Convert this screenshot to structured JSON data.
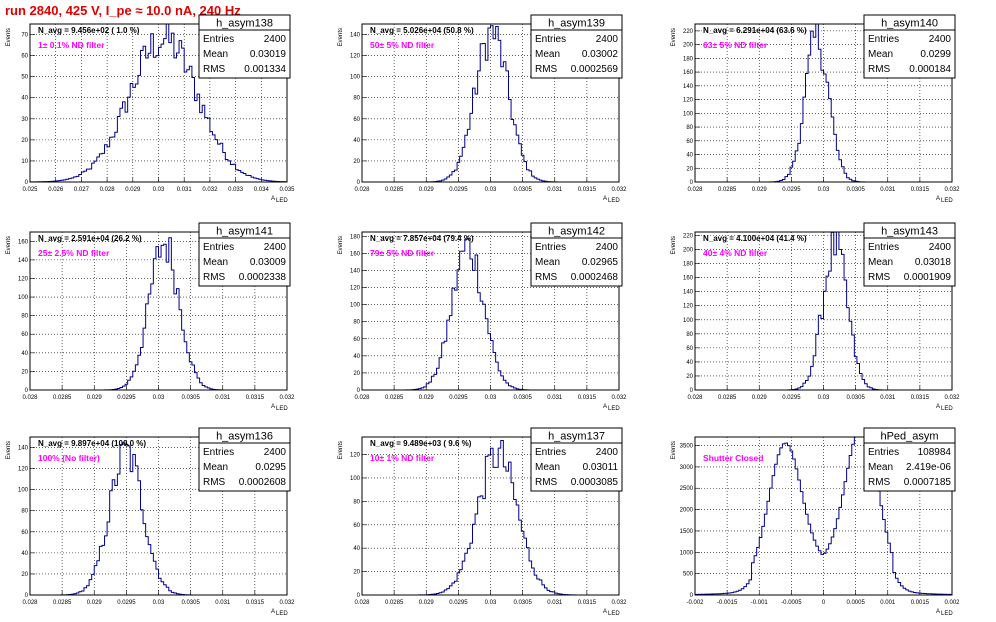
{
  "header": {
    "run_title": "run 2840,   425 V, I_pe ≈ 10.0 nA, 240 Hz"
  },
  "panel_text": {
    "ylabel": "Events",
    "xlabel": "A",
    "xlabel_sub": "LED"
  },
  "stat_labels": {
    "entries": "Entries",
    "mean": "Mean",
    "rms": "RMS"
  },
  "colors": {
    "line": "#00008b",
    "filter": "#ff00ff",
    "header": "#e00000"
  },
  "chart_data": [
    {
      "type": "bar",
      "name": "h_asym138",
      "navg": "N_avg = 9.456e+02 ( 1.0 %)",
      "filter": "1± 0.1% ND filter",
      "entries": "2400",
      "mean": "0.03019",
      "rms": "0.001334",
      "xlim": [
        0.025,
        0.035
      ],
      "ylim": [
        0,
        75
      ],
      "xticks": [
        "0.025",
        "0.026",
        "0.027",
        "0.028",
        "0.029",
        "0.03",
        "0.031",
        "0.032",
        "0.033",
        "0.034",
        "0.035"
      ],
      "yticks": [
        0,
        10,
        20,
        30,
        40,
        50,
        60,
        70
      ],
      "shape": "gauss",
      "mu": 0.0302,
      "sigma": 0.00133,
      "peak": 68
    },
    {
      "type": "bar",
      "name": "h_asym139",
      "navg": "N_avg = 5.026e+04 (50.8 %)",
      "filter": "50± 5% ND filter",
      "entries": "2400",
      "mean": "0.03002",
      "rms": "0.0002569",
      "xlim": [
        0.028,
        0.032
      ],
      "ylim": [
        0,
        150
      ],
      "xticks": [
        "0.028",
        "0.0285",
        "0.029",
        "0.0295",
        "0.03",
        "0.0305",
        "0.031",
        "0.0315",
        "0.032"
      ],
      "yticks": [
        0,
        20,
        40,
        60,
        80,
        100,
        120,
        140
      ],
      "shape": "gauss",
      "mu": 0.03002,
      "sigma": 0.000257,
      "peak": 142
    },
    {
      "type": "bar",
      "name": "h_asym140",
      "navg": "N_avg = 6.291e+04 (63.6 %)",
      "filter": "63± 5% ND filter",
      "entries": "2400",
      "mean": "0.0299",
      "rms": "0.000184",
      "xlim": [
        0.028,
        0.032
      ],
      "ylim": [
        0,
        230
      ],
      "xticks": [
        "0.028",
        "0.0285",
        "0.029",
        "0.0295",
        "0.03",
        "0.0305",
        "0.031",
        "0.0315",
        "0.032"
      ],
      "yticks": [
        0,
        20,
        40,
        60,
        80,
        100,
        120,
        140,
        160,
        180,
        200,
        220
      ],
      "shape": "gauss",
      "mu": 0.0299,
      "sigma": 0.000184,
      "peak": 210
    },
    {
      "type": "bar",
      "name": "h_asym141",
      "navg": "N_avg = 2.591e+04 (26.2 %)",
      "filter": "25± 2.5% ND filter",
      "entries": "2400",
      "mean": "0.03009",
      "rms": "0.0002338",
      "xlim": [
        0.028,
        0.032
      ],
      "ylim": [
        0,
        170
      ],
      "xticks": [
        "0.028",
        "0.0285",
        "0.029",
        "0.0295",
        "0.03",
        "0.0305",
        "0.031",
        "0.0315",
        "0.032"
      ],
      "yticks": [
        0,
        20,
        40,
        60,
        80,
        100,
        120,
        140,
        160
      ],
      "shape": "gauss",
      "mu": 0.03009,
      "sigma": 0.000234,
      "peak": 158
    },
    {
      "type": "bar",
      "name": "h_asym142",
      "navg": "N_avg = 7.857e+04 (79.4 %)",
      "filter": "79± 5% ND filter",
      "entries": "2400",
      "mean": "0.02965",
      "rms": "0.0002468",
      "xlim": [
        0.028,
        0.032
      ],
      "ylim": [
        0,
        185
      ],
      "xticks": [
        "0.028",
        "0.0285",
        "0.029",
        "0.0295",
        "0.03",
        "0.0305",
        "0.031",
        "0.0315",
        "0.032"
      ],
      "yticks": [
        0,
        20,
        40,
        60,
        80,
        100,
        120,
        140,
        160,
        180
      ],
      "shape": "gauss",
      "mu": 0.02965,
      "sigma": 0.000247,
      "peak": 168
    },
    {
      "type": "bar",
      "name": "h_asym143",
      "navg": "N_avg = 4.100e+04 (41.4 %)",
      "filter": "40± 4% ND filter",
      "entries": "2400",
      "mean": "0.03018",
      "rms": "0.0001909",
      "xlim": [
        0.028,
        0.032
      ],
      "ylim": [
        0,
        225
      ],
      "xticks": [
        "0.028",
        "0.0285",
        "0.029",
        "0.0295",
        "0.03",
        "0.0305",
        "0.031",
        "0.0315",
        "0.032"
      ],
      "yticks": [
        0,
        20,
        40,
        60,
        80,
        100,
        120,
        140,
        160,
        180,
        200,
        220
      ],
      "shape": "gauss",
      "mu": 0.03018,
      "sigma": 0.000191,
      "peak": 205
    },
    {
      "type": "bar",
      "name": "h_asym136",
      "navg": "N_avg = 9.897e+04 (100.0 %)",
      "filter": "100% (No filter)",
      "entries": "2400",
      "mean": "0.0295",
      "rms": "0.0002608",
      "xlim": [
        0.028,
        0.032
      ],
      "ylim": [
        0,
        150
      ],
      "xticks": [
        "0.028",
        "0.0285",
        "0.029",
        "0.0295",
        "0.03",
        "0.0305",
        "0.031",
        "0.0315",
        "0.032"
      ],
      "yticks": [
        0,
        20,
        40,
        60,
        80,
        100,
        120,
        140
      ],
      "shape": "gauss",
      "mu": 0.0295,
      "sigma": 0.00026,
      "peak": 135
    },
    {
      "type": "bar",
      "name": "h_asym137",
      "navg": "N_avg = 9.489e+03 ( 9.6 %)",
      "filter": "10± 1% ND filter",
      "entries": "2400",
      "mean": "0.03011",
      "rms": "0.0003085",
      "xlim": [
        0.028,
        0.032
      ],
      "ylim": [
        0,
        135
      ],
      "xticks": [
        "0.028",
        "0.0285",
        "0.029",
        "0.0295",
        "0.03",
        "0.0305",
        "0.031",
        "0.0315",
        "0.032"
      ],
      "yticks": [
        0,
        20,
        40,
        60,
        80,
        100,
        120
      ],
      "shape": "gauss",
      "mu": 0.03011,
      "sigma": 0.00031,
      "peak": 120
    },
    {
      "type": "bar",
      "name": "hPed_asym",
      "navg": "",
      "filter": "Shutter Closed",
      "entries": "108984",
      "mean": "2.419e-06",
      "rms": "0.0007185",
      "xlim": [
        -0.002,
        0.002
      ],
      "ylim": [
        0,
        3700
      ],
      "xticks": [
        "-0.002",
        "-0.0015",
        "-0.001",
        "-0.0005",
        "0",
        "0.0005",
        "0.001",
        "0.0015",
        "0.002"
      ],
      "yticks": [
        0,
        500,
        1000,
        1500,
        2000,
        2500,
        3000,
        3500
      ],
      "shape": "double",
      "mu": 0.0006,
      "sigma": 0.00025,
      "peak": 3000
    }
  ]
}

=====

In the entries above, find each line with the word "name" and show it.

# FULL SOLUTION
      "name": "h_asym138",
      "name": "h_asym139",
      "name": "h_asym140",
      "name": "h_asym141",
      "name": "h_asym142",
      "name": "h_asym143",
      "name": "h_asym136",
      "name": "h_asym137",
      "name": "hPed_asym",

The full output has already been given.